-- Required work --
Return every record exactly as written.

-- Extracted material --

□ □ □ □ □ □ □

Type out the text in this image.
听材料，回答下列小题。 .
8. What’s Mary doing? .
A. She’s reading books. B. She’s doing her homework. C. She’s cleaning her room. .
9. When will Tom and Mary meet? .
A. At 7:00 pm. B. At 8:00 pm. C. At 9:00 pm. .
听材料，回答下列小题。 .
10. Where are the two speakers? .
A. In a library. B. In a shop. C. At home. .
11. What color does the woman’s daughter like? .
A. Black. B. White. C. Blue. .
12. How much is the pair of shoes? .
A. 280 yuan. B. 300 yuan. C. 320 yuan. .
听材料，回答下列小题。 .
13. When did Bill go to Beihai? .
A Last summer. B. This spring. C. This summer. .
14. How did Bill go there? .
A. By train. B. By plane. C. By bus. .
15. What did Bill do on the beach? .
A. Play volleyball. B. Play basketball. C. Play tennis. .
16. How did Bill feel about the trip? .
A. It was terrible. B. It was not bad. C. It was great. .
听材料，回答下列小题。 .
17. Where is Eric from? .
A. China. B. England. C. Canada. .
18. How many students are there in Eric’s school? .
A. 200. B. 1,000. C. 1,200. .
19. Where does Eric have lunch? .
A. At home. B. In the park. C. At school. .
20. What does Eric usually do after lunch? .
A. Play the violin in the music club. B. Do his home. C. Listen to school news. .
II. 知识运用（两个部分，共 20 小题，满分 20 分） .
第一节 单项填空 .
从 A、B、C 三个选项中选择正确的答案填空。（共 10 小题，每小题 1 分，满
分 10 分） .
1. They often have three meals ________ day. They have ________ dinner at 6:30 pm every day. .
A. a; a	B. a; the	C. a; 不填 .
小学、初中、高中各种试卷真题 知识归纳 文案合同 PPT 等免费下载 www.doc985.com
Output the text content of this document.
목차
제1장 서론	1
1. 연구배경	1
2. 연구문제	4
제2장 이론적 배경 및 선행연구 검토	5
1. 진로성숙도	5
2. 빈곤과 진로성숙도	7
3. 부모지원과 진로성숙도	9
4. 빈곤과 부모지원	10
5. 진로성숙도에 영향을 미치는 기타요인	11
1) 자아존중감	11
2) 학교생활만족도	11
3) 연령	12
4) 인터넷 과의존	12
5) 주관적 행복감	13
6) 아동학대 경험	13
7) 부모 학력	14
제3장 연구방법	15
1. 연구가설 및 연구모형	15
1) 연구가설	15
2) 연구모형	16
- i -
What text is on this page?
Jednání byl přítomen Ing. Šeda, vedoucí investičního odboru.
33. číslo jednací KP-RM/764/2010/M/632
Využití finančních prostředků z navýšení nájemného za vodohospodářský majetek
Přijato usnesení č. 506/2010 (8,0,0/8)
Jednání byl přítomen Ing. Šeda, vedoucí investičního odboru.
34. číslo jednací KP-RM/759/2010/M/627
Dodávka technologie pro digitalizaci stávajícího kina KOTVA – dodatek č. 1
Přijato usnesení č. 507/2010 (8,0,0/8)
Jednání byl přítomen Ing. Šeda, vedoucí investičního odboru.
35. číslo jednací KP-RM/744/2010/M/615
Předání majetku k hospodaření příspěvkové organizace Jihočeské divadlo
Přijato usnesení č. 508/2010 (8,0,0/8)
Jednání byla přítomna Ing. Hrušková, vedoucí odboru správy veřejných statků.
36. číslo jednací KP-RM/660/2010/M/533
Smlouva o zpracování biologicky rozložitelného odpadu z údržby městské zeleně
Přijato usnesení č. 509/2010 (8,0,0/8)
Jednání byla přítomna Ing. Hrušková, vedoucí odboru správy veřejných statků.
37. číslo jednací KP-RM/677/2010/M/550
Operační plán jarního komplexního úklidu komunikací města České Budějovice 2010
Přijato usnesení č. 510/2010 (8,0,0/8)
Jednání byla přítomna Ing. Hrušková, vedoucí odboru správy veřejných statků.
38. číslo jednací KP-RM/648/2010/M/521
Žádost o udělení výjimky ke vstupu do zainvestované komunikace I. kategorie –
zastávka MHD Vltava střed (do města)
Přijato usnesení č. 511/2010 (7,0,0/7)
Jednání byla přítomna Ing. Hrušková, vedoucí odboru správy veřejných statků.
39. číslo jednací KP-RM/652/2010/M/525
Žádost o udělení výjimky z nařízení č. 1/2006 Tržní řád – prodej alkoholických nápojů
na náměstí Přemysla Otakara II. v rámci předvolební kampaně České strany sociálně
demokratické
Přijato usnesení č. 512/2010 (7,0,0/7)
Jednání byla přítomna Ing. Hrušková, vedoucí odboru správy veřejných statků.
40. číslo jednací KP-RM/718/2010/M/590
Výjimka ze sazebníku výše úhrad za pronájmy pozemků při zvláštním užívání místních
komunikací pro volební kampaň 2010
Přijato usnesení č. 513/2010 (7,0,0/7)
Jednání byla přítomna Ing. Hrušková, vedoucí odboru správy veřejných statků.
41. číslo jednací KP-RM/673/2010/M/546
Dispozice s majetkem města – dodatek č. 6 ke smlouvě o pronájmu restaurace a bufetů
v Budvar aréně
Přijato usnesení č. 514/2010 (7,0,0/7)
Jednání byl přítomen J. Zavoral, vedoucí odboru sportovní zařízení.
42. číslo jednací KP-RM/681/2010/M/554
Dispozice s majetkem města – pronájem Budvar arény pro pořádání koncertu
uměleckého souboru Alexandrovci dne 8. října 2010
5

□ □ □ □ □ □ □

-- Solution --
Type out the text in this image.
听材料，回答下列小题。 .
8. What’s Mary doing? .
A. She’s reading books. B. She’s doing her homework. C. She’s cleaning her room. .
9. When will Tom and Mary meet? .
A. At 7:00 pm. B. At 8:00 pm. C. At 9:00 pm. .
听材料，回答下列小题。 .
10. Where are the two speakers? .
A. In a library. B. In a shop. C. At home. .
11. What color does the woman’s daughter like? .
A. Black. B. White. C. Blue. .
12. How much is the pair of shoes? .
A. 280 yuan. B. 300 yuan. C. 320 yuan. .
听材料，回答下列小题。 .
13. When did Bill go to Beihai? .
A Last summer. B. This spring. C. This summer. .
14. How did Bill go there? .
A. By train. B. By plane. C. By bus. .
15. What did Bill do on the beach? .
A. Play volleyball. B. Play basketball. C. Play tennis. .
16. How did Bill feel about the trip? .
A. It was terrible. B. It was not bad. C. It was great. .
听材料，回答下列小题。 .
17. Where is Eric from? .
A. China. B. England. C. Canada. .
18. How many students are there in Eric’s school? .
A. 200. B. 1,000. C. 1,200. .
19. Where does Eric have lunch? .
A. At home. B. In the park. C. At school. .
20. What does Eric usually do after lunch? .
A. Play the violin in the music club. B. Do his home. C. Listen to school news. .
II. 知识运用（两个部分，共 20 小题，满分 20 分） .
第一节 单项填空 .
从 A、B、C 三个选项中选择正确的答案填空。（共 10 小题，每小题 1 分，满
分 10 分） .
1. They often have three meals ________ day. They have ________ dinner at 6:30 pm every day. .
A. a; a	B. a; the	C. a; 不填 .
小学、初中、高中各种试卷真题 知识归纳 文案合同 PPT 等免费下载 www.doc985.com
Output the text content of this document.
목차
제1장 서론	1
1. 연구배경	1
2. 연구문제	4
제2장 이론적 배경 및 선행연구 검토	5
1. 진로성숙도	5
2. 빈곤과 진로성숙도	7
3. 부모지원과 진로성숙도	9
4. 빈곤과 부모지원	10
5. 진로성숙도에 영향을 미치는 기타요인	11
1) 자아존중감	11
2) 학교생활만족도	11
3) 연령	12
4) 인터넷 과의존	12
5) 주관적 행복감	13
6) 아동학대 경험	13
7) 부모 학력	14
제3장 연구방법	15
1. 연구가설 및 연구모형	15
1) 연구가설	15
2) 연구모형	16
- i -
What text is on this page?
Jednání byl přítomen Ing. Šeda, vedoucí investičního odboru.
33. číslo jednací KP-RM/764/2010/M/632
Využití finančních prostředků z navýšení nájemného za vodohospodářský majetek
Přijato usnesení č. 506/2010 (8,0,0/8)
Jednání byl přítomen Ing. Šeda, vedoucí investičního odboru.
34. číslo jednací KP-RM/759/2010/M/627
Dodávka technologie pro digitalizaci stávajícího kina KOTVA – dodatek č. 1
Přijato usnesení č. 507/2010 (8,0,0/8)
Jednání byl přítomen Ing. Šeda, vedoucí investičního odboru.
35. číslo jednací KP-RM/744/2010/M/615
Předání majetku k hospodaření příspěvkové organizace Jihočeské divadlo
Přijato usnesení č. 508/2010 (8,0,0/8)
Jednání byla přítomna Ing. Hrušková, vedoucí odboru správy veřejných statků.
36. číslo jednací KP-RM/660/2010/M/533
Smlouva o zpracování biologicky rozložitelného odpadu z údržby městské zeleně
Přijato usnesení č. 509/2010 (8,0,0/8)
Jednání byla přítomna Ing. Hrušková, vedoucí odboru správy veřejných statků.
37. číslo jednací KP-RM/677/2010/M/550
Operační plán jarního komplexního úklidu komunikací města České Budějovice 2010
Přijato usnesení č. 510/2010 (8,0,0/8)
Jednání byla přítomna Ing. Hrušková, vedoucí odboru správy veřejných statků.
38. číslo jednací KP-RM/648/2010/M/521
Žádost o udělení výjimky ke vstupu do zainvestované komunikace I. kategorie –
zastávka MHD Vltava střed (do města)
Přijato usnesení č. 511/2010 (7,0,0/7)
Jednání byla přítomna Ing. Hrušková, vedoucí odboru správy veřejných statků.
39. číslo jednací KP-RM/652/2010/M/525
Žádost o udělení výjimky z nařízení č. 1/2006 Tržní řád – prodej alkoholických nápojů
na náměstí Přemysla Otakara II. v rámci předvolební kampaně České strany sociálně
demokratické
Přijato usnesení č. 512/2010 (7,0,0/7)
Jednání byla přítomna Ing. Hrušková, vedoucí odboru správy veřejných statků.
40. číslo jednací KP-RM/718/2010/M/590
Výjimka ze sazebníku výše úhrad za pronájmy pozemků při zvláštním užívání místních
komunikací pro volební kampaň 2010
Přijato usnesení č. 513/2010 (7,0,0/7)
Jednání byla přítomna Ing. Hrušková, vedoucí odboru správy veřejných statků.
41. číslo jednací KP-RM/673/2010/M/546
Dispozice s majetkem města – dodatek č. 6 ke smlouvě o pronájmu restaurace a bufetů
v Budvar aréně
Přijato usnesení č. 514/2010 (7,0,0/7)
Jednání byl přítomen J. Zavoral, vedoucí odboru sportovní zařízení.
42. číslo jednací KP-RM/681/2010/M/554
Dispozice s majetkem města – pronájem Budvar arény pro pořádání koncertu
uměleckého souboru Alexandrovci dne 8. října 2010
5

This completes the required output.